**What the task asks:**
In the listing below, locate the lines bearing the word "посередине". Copy every one of them.

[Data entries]
..............................

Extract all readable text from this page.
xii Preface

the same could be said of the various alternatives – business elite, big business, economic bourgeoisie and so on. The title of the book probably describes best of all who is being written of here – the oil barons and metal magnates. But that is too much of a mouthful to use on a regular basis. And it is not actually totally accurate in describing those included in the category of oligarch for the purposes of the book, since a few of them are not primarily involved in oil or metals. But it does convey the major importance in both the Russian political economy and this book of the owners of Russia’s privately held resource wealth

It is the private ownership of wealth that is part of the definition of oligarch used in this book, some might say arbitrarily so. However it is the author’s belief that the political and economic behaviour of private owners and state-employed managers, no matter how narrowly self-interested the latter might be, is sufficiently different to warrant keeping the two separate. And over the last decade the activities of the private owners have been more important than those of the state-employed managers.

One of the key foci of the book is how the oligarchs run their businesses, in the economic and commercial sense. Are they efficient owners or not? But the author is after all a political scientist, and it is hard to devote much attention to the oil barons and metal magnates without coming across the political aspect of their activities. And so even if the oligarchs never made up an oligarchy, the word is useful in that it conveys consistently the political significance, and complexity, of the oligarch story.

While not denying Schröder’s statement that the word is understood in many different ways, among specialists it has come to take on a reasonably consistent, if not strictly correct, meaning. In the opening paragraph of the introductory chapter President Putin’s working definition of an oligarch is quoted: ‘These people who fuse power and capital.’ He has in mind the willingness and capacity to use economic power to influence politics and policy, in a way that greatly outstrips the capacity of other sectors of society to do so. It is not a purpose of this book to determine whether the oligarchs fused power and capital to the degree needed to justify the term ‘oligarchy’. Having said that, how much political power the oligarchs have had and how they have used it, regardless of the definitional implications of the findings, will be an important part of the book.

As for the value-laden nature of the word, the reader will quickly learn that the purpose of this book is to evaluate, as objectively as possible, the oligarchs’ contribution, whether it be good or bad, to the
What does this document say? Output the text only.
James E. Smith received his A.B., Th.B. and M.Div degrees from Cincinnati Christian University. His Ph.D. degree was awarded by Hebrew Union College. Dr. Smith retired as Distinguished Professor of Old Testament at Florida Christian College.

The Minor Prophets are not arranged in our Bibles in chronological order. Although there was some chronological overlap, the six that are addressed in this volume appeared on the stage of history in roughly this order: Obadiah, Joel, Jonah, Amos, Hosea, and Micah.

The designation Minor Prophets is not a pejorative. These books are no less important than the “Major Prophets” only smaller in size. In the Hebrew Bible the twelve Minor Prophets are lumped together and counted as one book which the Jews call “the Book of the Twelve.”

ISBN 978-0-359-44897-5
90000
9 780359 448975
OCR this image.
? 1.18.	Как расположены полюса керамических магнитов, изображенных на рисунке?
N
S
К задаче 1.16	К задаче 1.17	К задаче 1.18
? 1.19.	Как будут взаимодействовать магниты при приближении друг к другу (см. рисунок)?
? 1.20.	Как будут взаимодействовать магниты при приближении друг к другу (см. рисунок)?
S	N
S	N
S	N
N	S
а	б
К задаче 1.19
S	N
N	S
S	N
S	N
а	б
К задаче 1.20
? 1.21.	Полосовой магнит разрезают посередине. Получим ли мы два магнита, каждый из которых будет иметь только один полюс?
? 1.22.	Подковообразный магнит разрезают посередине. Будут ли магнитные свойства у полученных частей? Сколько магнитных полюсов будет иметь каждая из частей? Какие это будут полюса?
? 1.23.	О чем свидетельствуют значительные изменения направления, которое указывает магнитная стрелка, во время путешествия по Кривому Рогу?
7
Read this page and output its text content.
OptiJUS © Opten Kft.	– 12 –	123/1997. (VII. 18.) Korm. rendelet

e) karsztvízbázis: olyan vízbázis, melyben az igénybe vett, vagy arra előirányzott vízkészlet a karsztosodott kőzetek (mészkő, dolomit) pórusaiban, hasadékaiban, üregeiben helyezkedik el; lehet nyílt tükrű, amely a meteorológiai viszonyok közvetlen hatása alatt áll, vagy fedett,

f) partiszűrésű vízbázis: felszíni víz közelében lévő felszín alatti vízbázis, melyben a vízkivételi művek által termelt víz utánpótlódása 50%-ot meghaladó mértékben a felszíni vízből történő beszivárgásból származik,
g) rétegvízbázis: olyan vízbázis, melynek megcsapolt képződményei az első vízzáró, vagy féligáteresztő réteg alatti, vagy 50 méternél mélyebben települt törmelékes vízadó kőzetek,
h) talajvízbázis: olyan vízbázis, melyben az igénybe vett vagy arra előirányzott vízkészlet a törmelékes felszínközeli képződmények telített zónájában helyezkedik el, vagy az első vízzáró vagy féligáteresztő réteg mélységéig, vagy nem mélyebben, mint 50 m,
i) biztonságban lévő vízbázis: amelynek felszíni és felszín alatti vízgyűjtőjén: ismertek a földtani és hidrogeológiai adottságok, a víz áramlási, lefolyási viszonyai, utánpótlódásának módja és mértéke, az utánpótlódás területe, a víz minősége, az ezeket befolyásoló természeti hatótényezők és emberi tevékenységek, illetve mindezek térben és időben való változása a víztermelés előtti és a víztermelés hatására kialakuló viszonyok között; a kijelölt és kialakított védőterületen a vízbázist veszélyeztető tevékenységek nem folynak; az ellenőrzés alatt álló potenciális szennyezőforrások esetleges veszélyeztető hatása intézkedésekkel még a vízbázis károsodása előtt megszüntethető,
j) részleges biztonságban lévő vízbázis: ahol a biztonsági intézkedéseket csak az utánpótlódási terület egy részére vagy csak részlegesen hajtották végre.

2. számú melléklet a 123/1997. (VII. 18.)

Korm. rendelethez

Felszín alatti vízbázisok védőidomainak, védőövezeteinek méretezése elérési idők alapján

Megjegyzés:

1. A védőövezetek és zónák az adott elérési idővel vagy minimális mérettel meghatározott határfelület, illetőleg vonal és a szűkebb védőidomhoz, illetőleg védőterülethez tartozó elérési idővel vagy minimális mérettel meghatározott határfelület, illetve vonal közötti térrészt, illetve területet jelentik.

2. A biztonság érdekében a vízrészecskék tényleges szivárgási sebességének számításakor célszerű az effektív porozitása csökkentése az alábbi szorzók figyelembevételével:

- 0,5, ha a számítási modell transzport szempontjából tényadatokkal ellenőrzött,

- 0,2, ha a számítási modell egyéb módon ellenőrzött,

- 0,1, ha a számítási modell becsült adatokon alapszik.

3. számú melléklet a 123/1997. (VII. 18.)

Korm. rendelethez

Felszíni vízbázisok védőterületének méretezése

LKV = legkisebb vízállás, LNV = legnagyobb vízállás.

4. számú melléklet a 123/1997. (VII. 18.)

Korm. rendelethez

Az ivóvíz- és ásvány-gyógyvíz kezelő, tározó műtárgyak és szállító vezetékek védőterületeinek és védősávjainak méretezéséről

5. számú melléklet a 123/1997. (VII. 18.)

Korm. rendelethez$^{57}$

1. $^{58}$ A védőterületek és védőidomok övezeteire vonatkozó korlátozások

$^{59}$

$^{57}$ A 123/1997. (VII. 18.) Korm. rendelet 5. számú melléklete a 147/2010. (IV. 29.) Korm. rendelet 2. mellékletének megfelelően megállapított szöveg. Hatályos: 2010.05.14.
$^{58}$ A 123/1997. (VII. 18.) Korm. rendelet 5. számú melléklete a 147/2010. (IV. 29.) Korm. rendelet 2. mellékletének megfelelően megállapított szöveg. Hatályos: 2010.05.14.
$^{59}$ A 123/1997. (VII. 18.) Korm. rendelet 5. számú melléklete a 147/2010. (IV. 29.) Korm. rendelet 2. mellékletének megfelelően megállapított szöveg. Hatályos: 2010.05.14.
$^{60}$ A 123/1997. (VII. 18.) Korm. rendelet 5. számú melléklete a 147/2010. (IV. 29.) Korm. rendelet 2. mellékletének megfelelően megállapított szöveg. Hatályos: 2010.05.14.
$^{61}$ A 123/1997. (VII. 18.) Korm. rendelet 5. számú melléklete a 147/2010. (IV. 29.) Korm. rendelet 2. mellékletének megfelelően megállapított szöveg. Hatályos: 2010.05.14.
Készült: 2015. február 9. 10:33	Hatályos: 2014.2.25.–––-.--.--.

..............................

**Final result:**
? 1.21.	Полосовой магнит разрезают посередине. Получим ли мы два магнита, каждый из которых будет иметь только один полюс?
? 1.22.	Подковообразный магнит разрезают посередине. Будут ли магнитные свойства у полученных частей? Сколько магнитных полюсов будет иметь каждая из частей? Какие это будут полюса?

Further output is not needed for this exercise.